● Written problem
Which lines in the material below contain the string "forecast", with case counting? Pick out each of those lines and copy it.
##### Extracted records #####
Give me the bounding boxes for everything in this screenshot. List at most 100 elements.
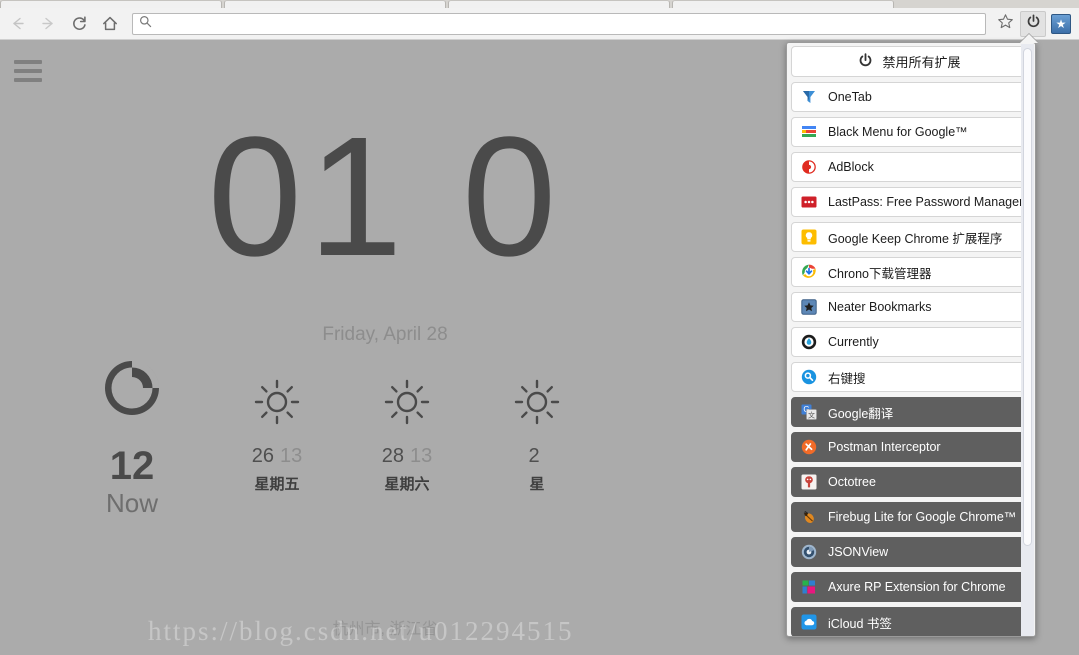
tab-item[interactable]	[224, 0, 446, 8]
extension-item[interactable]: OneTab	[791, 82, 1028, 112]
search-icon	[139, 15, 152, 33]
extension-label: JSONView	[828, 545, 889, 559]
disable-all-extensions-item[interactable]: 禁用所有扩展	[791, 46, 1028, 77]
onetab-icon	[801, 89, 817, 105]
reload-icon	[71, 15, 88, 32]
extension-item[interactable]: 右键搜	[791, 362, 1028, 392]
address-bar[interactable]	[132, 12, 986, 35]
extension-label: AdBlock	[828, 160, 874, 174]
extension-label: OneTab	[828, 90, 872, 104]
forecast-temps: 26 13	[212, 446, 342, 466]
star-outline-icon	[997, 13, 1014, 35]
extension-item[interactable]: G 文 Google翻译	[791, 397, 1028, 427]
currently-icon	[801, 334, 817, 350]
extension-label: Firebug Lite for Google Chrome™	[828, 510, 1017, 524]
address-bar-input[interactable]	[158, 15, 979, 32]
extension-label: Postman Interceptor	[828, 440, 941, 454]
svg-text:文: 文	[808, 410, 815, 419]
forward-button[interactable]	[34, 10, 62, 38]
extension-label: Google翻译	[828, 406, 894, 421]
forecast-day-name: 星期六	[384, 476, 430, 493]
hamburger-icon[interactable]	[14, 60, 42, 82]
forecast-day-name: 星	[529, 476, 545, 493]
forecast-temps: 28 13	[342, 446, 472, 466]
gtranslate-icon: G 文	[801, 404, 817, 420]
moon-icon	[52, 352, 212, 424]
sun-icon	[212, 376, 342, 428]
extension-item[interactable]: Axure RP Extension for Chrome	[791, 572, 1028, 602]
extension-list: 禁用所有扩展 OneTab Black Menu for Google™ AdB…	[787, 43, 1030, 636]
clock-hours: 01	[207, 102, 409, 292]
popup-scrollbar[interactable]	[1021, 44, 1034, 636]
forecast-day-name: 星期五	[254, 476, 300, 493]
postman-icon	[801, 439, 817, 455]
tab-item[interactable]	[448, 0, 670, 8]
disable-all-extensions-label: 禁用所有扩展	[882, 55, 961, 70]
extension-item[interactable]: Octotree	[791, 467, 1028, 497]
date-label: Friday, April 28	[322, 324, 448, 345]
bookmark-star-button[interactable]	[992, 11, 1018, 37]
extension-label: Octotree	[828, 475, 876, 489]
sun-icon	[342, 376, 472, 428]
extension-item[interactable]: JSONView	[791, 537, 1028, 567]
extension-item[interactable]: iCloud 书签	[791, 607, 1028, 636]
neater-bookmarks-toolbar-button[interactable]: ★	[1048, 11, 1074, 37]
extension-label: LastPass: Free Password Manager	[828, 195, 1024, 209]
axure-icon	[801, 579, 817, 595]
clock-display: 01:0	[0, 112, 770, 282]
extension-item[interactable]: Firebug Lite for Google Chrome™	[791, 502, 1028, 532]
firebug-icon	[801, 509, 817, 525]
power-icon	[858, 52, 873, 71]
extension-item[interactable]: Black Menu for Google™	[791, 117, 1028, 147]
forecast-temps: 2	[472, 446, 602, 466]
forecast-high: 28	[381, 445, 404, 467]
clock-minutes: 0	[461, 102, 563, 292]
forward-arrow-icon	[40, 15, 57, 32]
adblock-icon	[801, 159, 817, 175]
#####
● Worked answer
forecast-temps: 26 13	[212, 446, 342, 466]
forecast-day-name: 星期六	[384, 476, 430, 493]
forecast-day-name: 星	[529, 476, 545, 493]
forecast-temps: 28 13	[342, 446, 472, 466]
forecast-day-name: 星期五	[254, 476, 300, 493]
forecast-temps: 2	[472, 446, 602, 466]
forecast-high: 28	[381, 445, 404, 467]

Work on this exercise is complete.